To do
Copy the rows below word for word, starting with the very first row and ending with the row that contains "- row-label: 合计: [30, 886, 244, 931]", both included.

Input for this task
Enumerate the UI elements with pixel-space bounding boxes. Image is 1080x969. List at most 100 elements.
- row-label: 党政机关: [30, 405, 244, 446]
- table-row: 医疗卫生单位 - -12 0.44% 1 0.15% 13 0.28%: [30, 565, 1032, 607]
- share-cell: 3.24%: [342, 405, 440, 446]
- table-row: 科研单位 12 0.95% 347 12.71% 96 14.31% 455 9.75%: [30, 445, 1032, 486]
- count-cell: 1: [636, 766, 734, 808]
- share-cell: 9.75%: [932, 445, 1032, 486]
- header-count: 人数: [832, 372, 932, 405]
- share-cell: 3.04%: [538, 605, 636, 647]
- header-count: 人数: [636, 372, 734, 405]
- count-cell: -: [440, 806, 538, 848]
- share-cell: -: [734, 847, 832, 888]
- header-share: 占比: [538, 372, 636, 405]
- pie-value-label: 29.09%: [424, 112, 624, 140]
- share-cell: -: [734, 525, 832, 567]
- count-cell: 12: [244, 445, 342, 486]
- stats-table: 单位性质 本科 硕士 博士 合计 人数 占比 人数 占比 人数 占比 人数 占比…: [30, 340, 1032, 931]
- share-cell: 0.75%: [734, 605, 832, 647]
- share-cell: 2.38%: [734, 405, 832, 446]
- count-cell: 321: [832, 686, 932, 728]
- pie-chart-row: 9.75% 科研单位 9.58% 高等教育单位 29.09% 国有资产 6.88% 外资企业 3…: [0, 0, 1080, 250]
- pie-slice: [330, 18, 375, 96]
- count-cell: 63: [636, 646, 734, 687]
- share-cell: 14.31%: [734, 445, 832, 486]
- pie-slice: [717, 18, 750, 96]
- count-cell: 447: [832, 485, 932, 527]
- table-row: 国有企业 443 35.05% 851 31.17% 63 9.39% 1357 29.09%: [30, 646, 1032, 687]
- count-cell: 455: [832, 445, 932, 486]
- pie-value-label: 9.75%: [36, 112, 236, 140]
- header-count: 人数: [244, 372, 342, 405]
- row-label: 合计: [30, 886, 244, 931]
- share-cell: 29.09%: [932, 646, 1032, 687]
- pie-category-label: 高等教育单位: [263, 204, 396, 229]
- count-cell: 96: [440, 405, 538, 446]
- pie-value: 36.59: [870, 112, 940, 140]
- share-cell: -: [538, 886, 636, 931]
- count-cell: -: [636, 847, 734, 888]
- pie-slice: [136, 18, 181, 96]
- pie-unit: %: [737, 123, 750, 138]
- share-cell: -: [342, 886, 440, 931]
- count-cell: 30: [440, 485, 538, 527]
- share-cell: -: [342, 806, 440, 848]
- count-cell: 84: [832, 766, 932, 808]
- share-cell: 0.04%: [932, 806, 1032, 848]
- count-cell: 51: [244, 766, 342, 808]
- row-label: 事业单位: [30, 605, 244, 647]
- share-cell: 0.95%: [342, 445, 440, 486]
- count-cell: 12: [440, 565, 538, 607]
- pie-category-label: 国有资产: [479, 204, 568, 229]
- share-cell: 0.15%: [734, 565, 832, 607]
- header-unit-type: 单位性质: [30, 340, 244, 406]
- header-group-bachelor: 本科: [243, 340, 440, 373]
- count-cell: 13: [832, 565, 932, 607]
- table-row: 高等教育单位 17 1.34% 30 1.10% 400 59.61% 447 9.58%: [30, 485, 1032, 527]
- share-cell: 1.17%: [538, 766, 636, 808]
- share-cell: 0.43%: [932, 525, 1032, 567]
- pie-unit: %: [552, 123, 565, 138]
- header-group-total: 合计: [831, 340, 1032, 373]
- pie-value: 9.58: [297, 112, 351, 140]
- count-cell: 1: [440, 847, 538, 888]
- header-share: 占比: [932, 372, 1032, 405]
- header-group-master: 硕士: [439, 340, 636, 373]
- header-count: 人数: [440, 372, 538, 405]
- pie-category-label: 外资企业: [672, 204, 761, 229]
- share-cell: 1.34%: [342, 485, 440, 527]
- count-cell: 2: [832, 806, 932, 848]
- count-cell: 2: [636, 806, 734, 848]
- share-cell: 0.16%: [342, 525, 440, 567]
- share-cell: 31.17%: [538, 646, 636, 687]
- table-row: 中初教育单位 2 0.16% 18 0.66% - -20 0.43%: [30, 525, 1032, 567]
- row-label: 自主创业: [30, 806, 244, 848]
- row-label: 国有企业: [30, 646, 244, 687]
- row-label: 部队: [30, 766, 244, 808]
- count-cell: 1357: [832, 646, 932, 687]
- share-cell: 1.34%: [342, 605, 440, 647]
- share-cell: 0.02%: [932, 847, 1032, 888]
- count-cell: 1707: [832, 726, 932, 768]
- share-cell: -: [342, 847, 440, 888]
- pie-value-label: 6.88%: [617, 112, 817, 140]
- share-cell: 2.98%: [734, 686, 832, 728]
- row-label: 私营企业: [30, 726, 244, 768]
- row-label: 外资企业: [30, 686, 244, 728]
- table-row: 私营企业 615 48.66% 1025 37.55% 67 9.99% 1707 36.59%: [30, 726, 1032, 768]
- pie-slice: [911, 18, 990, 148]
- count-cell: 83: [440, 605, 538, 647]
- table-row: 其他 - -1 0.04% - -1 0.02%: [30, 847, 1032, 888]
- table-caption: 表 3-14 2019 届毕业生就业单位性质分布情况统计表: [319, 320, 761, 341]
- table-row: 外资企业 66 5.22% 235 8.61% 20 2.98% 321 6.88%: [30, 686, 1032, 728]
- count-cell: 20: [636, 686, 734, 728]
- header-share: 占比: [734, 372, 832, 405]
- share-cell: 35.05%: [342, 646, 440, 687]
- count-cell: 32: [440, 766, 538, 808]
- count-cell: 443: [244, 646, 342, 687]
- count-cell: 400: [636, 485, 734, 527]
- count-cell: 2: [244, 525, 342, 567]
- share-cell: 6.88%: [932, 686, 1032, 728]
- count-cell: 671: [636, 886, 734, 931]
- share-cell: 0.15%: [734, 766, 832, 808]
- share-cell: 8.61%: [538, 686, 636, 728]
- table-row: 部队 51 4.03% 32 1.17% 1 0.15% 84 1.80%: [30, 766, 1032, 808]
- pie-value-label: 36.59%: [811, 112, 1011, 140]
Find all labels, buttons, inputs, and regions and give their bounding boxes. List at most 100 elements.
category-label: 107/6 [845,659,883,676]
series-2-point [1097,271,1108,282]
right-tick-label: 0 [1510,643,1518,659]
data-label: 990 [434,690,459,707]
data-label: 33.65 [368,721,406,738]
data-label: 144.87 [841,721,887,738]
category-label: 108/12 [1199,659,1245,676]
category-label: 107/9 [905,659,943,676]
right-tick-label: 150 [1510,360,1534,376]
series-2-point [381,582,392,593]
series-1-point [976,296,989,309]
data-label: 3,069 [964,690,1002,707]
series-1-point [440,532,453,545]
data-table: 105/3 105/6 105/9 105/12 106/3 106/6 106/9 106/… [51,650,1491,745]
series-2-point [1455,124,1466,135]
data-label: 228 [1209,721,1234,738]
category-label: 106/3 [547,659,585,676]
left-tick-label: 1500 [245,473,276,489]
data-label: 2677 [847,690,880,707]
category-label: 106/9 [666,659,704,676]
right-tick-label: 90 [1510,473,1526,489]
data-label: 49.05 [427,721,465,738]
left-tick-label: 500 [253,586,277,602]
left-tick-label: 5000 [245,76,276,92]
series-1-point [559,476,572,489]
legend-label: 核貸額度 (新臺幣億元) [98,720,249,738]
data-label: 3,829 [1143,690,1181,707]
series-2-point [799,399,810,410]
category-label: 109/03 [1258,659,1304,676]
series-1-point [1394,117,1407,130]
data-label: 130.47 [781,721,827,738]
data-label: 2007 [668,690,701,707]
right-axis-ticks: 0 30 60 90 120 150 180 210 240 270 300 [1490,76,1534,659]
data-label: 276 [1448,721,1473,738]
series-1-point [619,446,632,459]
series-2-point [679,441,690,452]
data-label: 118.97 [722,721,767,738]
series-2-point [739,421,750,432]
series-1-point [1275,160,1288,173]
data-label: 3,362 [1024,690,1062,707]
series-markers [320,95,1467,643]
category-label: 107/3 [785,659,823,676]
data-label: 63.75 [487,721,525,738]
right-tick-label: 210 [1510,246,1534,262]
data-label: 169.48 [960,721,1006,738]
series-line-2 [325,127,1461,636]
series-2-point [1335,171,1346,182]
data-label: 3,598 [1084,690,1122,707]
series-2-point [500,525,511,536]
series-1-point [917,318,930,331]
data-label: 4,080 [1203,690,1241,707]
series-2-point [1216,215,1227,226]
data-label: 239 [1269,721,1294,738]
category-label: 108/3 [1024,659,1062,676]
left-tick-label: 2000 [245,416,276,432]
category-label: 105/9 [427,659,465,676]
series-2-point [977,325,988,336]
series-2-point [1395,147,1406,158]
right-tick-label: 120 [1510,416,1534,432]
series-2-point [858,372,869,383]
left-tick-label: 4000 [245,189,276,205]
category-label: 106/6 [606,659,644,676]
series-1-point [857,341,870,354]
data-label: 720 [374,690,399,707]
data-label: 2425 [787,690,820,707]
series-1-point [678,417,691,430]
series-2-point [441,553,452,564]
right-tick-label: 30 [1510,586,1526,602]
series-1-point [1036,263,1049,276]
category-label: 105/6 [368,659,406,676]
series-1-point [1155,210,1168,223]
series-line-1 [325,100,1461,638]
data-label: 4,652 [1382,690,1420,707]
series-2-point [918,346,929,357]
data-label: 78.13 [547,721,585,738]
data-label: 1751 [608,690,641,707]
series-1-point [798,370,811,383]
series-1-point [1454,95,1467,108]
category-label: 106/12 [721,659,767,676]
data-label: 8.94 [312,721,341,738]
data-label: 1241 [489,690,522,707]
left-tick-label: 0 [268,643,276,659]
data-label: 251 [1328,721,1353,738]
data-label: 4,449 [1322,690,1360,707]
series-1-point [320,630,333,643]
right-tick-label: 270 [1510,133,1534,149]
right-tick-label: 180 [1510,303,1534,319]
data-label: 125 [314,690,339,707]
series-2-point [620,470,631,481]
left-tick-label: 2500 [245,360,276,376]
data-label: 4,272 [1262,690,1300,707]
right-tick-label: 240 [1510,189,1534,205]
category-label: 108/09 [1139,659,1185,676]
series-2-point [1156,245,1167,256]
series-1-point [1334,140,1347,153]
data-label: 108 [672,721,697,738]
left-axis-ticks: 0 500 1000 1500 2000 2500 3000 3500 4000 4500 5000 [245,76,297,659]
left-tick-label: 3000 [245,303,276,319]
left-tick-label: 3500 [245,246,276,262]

Answer to this task
Enumerate the UI elements with pixel-space bounding boxes. Image is 1080x969. List at most 100 elements.
- row-label: 党政机关: [30, 405, 244, 446]
- table-row: 医疗卫生单位 - -12 0.44% 1 0.15% 13 0.28%: [30, 565, 1032, 607]
- share-cell: 3.24%: [342, 405, 440, 446]
- table-row: 科研单位 12 0.95% 347 12.71% 96 14.31% 455 9.75%: [30, 445, 1032, 486]
- count-cell: 1: [636, 766, 734, 808]
- share-cell: 9.75%: [932, 445, 1032, 486]
- header-count: 人数: [832, 372, 932, 405]
- share-cell: 3.04%: [538, 605, 636, 647]
- header-count: 人数: [636, 372, 734, 405]
- count-cell: -: [440, 806, 538, 848]
- share-cell: -: [734, 847, 832, 888]
- header-share: 占比: [538, 372, 636, 405]
- pie-value-label: 29.09%: [424, 112, 624, 140]
- share-cell: -: [734, 525, 832, 567]
- count-cell: 12: [244, 445, 342, 486]
- stats-table: 单位性质 本科 硕士 博士 合计 人数 占比 人数 占比 人数 占比 人数 占比…: [30, 340, 1032, 931]
- share-cell: 0.75%: [734, 605, 832, 647]
- share-cell: 2.38%: [734, 405, 832, 446]
- count-cell: 321: [832, 686, 932, 728]
- pie-chart-row: 9.75% 科研单位 9.58% 高等教育单位 29.09% 国有资产 6.88% 外资企业 3…: [0, 0, 1080, 250]
- pie-slice: [330, 18, 375, 96]
- count-cell: 63: [636, 646, 734, 687]
- share-cell: 14.31%: [734, 445, 832, 486]
- pie-slice: [717, 18, 750, 96]
- count-cell: 447: [832, 485, 932, 527]
- table-row: 国有企业 443 35.05% 851 31.17% 63 9.39% 1357 29.09%: [30, 646, 1032, 687]
- count-cell: 455: [832, 445, 932, 486]
- pie-value-label: 9.75%: [36, 112, 236, 140]
- header-count: 人数: [244, 372, 342, 405]
- row-label: 合计: [30, 886, 244, 931]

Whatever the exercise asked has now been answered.